Wherever the string "then" appears in a line, extract that line.

=== RECORDS ===
┌──

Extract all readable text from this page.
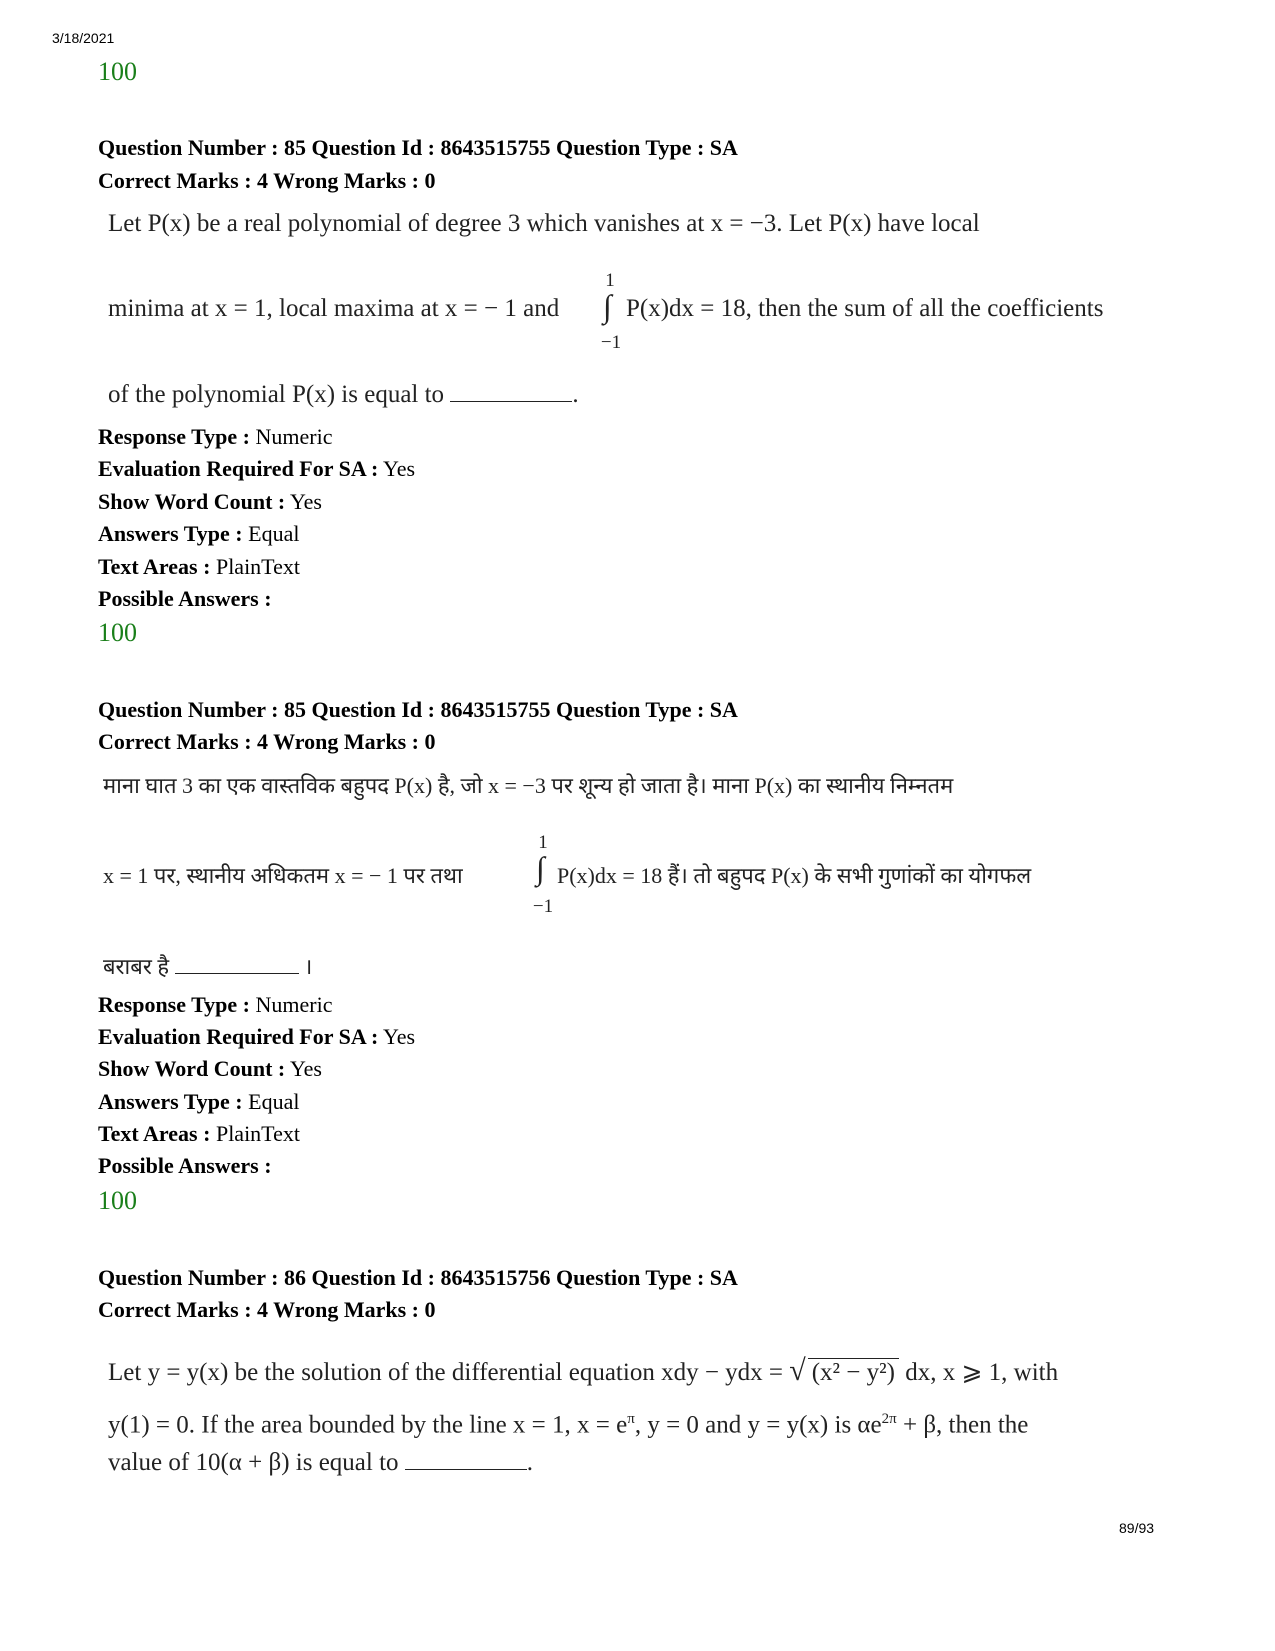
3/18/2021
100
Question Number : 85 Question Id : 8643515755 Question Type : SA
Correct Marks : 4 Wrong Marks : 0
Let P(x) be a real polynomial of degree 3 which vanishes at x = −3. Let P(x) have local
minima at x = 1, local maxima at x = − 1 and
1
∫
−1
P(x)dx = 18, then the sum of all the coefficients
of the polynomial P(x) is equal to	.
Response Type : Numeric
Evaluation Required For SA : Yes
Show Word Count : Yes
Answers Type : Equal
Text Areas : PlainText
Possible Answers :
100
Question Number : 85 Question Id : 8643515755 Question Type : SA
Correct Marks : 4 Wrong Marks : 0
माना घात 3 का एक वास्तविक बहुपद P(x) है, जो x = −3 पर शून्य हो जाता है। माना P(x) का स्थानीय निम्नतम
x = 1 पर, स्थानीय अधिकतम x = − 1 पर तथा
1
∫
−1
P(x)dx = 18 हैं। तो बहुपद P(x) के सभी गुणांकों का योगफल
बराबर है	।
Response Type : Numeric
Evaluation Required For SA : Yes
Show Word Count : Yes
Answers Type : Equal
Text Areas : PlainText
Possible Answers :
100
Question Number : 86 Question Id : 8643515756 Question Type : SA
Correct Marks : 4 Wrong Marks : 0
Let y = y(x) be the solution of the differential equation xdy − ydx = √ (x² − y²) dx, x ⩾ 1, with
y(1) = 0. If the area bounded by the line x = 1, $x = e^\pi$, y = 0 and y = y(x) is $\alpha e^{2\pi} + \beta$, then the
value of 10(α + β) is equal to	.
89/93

└──
┌──

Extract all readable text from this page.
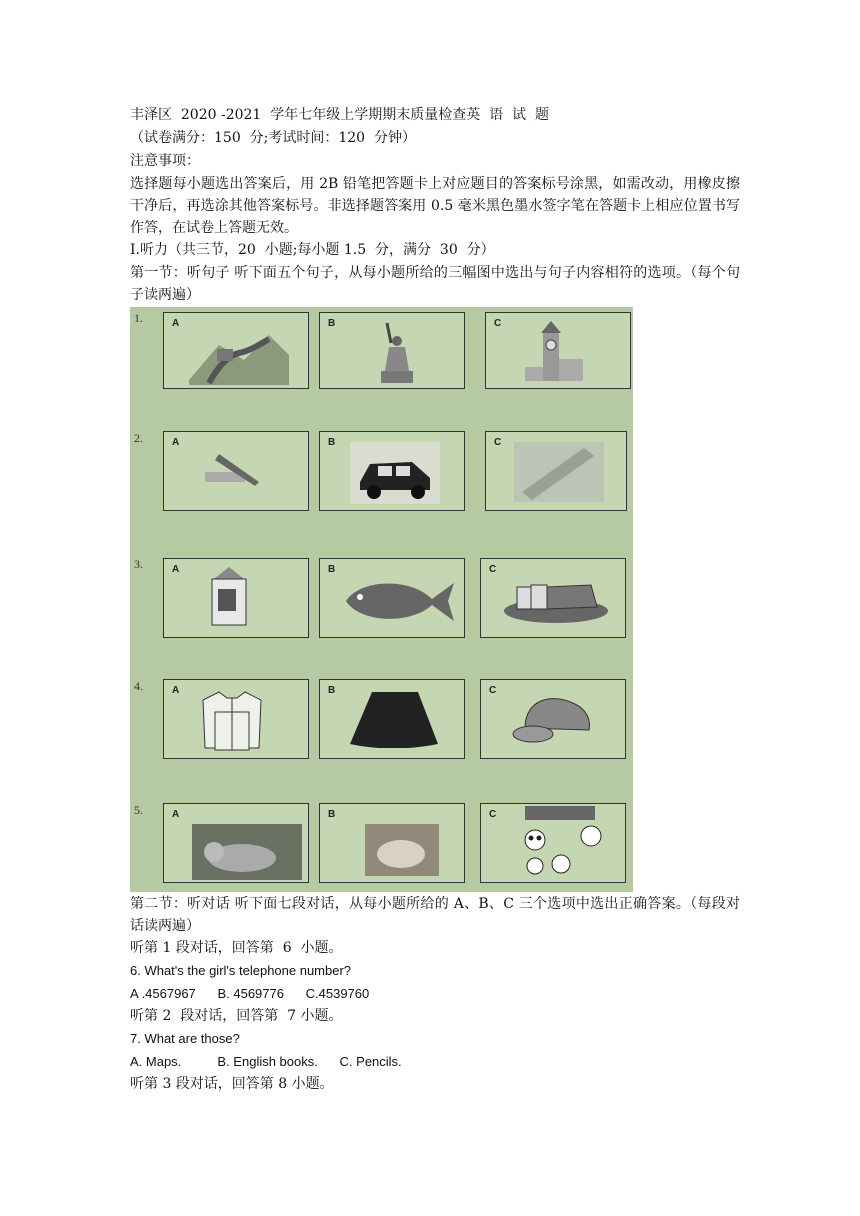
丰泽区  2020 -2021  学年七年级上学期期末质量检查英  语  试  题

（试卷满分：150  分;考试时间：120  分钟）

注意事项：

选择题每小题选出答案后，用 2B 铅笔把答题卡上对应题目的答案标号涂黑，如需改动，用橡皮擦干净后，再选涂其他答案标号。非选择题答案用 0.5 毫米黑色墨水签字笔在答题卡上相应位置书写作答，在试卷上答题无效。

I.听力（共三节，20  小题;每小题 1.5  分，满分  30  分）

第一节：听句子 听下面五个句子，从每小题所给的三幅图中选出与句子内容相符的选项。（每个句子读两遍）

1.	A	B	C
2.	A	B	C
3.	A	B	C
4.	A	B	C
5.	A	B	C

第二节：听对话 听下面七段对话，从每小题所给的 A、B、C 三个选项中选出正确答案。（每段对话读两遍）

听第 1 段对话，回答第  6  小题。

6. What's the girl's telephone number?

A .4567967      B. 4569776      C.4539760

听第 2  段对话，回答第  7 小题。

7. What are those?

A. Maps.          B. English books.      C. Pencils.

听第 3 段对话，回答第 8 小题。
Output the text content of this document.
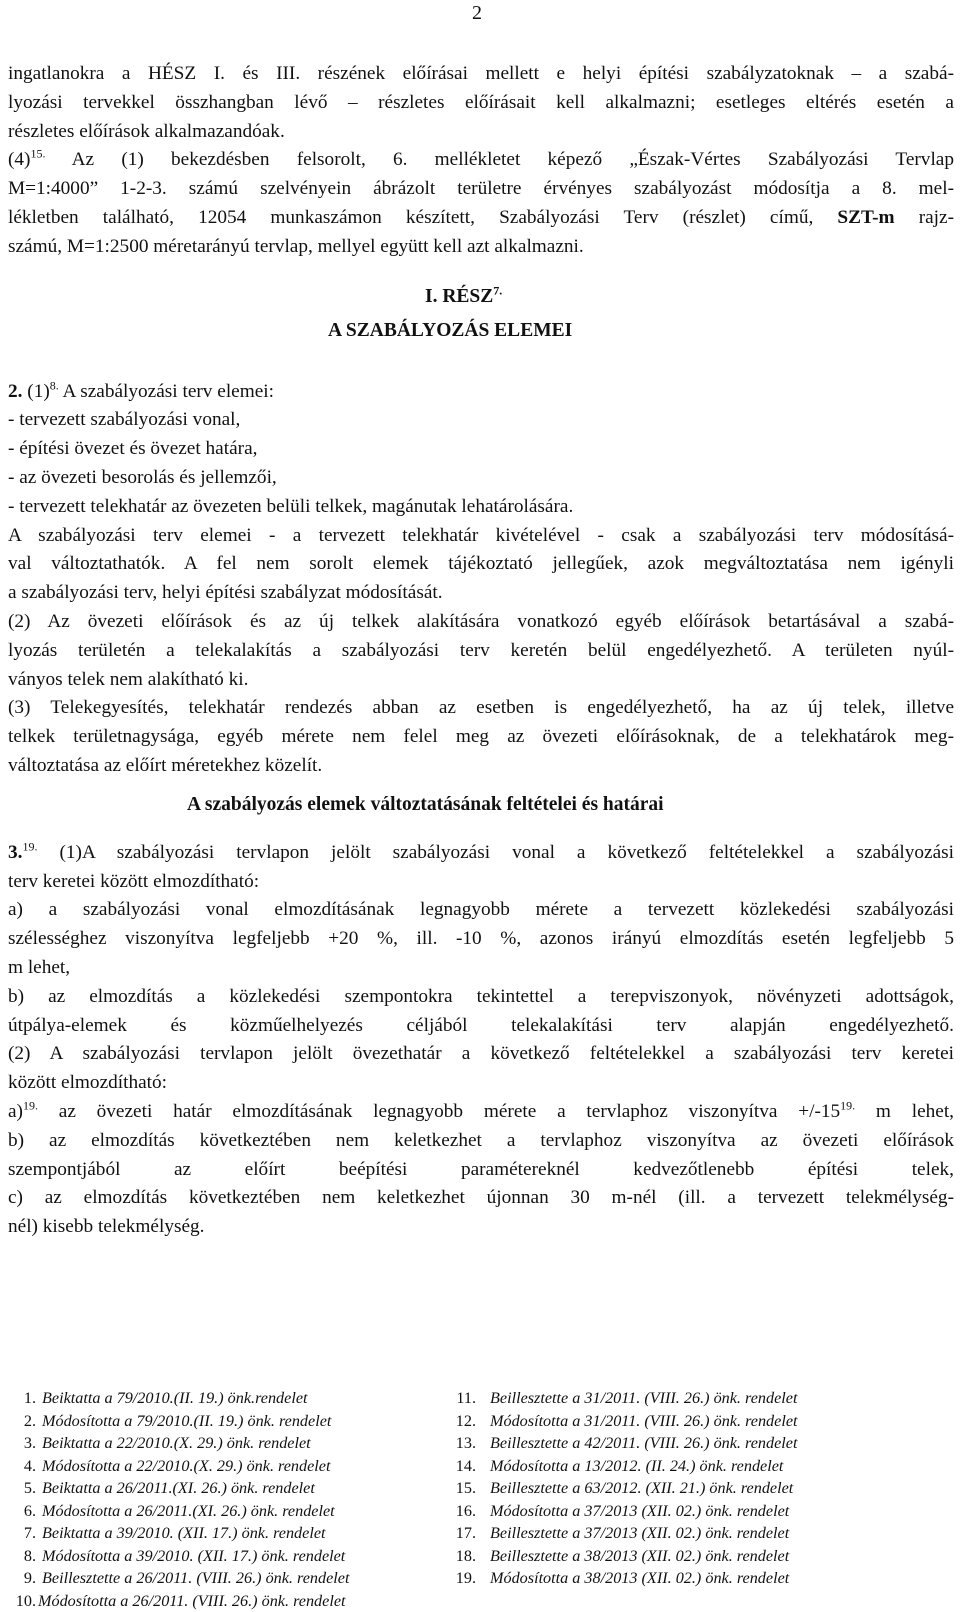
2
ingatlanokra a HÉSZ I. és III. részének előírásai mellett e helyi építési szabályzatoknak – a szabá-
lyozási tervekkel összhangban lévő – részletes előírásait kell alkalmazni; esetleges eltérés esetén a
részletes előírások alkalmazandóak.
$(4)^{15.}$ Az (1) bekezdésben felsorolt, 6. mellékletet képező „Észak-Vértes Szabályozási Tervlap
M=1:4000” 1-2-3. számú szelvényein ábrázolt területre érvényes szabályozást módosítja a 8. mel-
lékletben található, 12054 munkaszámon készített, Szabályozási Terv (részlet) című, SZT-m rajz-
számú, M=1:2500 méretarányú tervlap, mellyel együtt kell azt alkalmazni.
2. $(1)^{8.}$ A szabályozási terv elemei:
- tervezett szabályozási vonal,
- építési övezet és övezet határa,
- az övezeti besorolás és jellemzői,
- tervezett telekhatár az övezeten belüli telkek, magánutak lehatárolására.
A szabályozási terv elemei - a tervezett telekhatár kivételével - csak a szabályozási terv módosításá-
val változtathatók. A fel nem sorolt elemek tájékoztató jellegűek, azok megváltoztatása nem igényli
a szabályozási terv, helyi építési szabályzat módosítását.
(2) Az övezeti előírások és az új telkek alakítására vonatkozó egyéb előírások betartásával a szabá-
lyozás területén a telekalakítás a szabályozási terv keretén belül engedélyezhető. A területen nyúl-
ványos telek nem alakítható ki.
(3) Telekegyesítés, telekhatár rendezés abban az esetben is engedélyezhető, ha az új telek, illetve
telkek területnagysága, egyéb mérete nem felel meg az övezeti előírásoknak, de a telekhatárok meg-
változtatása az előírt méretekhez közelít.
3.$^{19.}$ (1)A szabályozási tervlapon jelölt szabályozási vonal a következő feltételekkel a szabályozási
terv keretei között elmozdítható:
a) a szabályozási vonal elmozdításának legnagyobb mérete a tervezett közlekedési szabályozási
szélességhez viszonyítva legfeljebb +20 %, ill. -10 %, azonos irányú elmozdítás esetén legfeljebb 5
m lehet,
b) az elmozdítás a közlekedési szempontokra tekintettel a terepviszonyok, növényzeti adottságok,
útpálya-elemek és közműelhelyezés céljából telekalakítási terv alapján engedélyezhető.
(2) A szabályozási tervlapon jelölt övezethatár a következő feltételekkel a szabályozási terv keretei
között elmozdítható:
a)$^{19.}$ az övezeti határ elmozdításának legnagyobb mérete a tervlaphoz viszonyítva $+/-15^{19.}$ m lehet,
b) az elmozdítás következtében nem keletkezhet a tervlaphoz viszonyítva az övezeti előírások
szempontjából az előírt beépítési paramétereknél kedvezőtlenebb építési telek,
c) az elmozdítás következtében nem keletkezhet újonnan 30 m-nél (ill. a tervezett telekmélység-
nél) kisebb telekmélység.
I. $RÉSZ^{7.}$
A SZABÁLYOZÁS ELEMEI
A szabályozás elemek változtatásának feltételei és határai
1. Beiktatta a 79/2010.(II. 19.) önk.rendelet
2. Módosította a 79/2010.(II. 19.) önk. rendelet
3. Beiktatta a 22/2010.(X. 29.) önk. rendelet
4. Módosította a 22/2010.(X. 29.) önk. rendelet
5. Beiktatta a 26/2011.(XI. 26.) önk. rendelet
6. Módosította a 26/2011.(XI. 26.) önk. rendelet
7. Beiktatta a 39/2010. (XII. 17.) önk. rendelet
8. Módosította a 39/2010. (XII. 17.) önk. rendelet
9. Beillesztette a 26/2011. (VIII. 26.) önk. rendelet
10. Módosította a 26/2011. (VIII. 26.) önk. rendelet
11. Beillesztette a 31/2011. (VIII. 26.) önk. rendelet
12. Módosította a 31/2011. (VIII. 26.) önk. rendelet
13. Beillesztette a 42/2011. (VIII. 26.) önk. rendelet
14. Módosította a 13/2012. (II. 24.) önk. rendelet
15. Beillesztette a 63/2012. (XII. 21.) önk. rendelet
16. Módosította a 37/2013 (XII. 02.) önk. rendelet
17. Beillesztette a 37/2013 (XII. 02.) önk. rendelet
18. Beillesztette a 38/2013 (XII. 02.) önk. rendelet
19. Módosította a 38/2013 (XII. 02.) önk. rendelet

└──
┌──

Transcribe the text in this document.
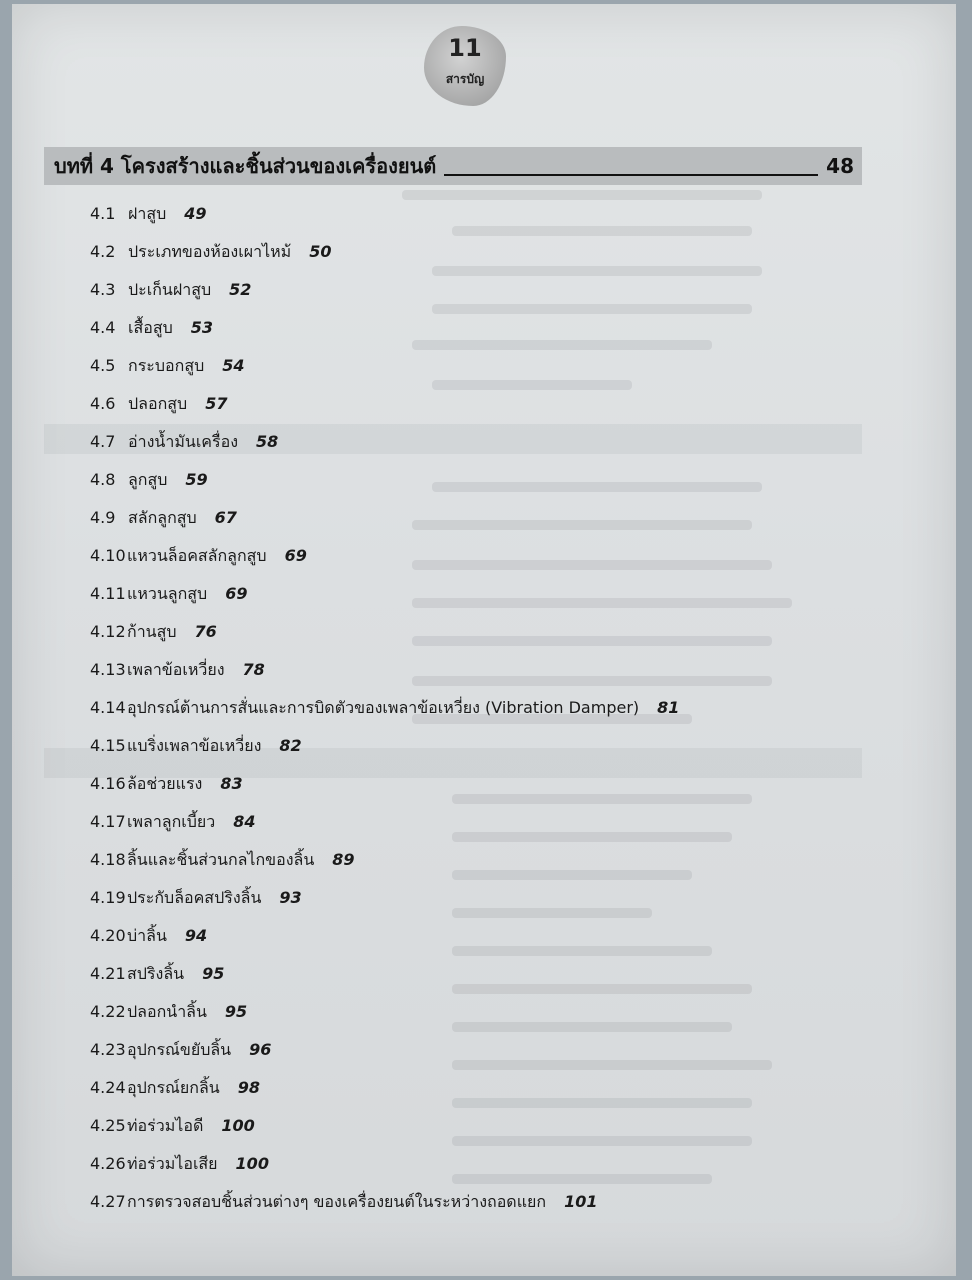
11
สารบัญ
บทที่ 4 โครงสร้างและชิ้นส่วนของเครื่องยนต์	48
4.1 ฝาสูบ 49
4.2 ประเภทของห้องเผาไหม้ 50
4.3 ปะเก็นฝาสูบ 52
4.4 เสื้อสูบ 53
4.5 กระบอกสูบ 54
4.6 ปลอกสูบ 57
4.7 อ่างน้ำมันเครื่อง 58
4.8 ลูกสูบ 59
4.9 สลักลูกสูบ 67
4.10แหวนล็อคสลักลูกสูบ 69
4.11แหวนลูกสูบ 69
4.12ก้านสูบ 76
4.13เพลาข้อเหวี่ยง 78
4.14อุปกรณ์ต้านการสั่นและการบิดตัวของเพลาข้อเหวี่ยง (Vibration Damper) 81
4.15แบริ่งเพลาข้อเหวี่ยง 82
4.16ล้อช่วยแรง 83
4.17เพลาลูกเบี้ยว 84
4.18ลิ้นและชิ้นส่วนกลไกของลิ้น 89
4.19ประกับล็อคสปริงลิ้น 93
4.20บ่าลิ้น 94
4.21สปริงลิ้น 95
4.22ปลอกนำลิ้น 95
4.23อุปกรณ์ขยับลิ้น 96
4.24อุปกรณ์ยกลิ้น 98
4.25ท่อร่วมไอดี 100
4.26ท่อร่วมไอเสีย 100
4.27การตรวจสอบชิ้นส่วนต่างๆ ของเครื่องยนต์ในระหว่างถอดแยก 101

└──

=== WRITTEN ANSWER ===
P(x)dx = 18, then the sum of all the coefficients
y(1) = 0. If the area bounded by the line x = 1, $x = e^\pi$, y = 0 and y = y(x) is $\alpha e^{2\pi} + \beta$, then the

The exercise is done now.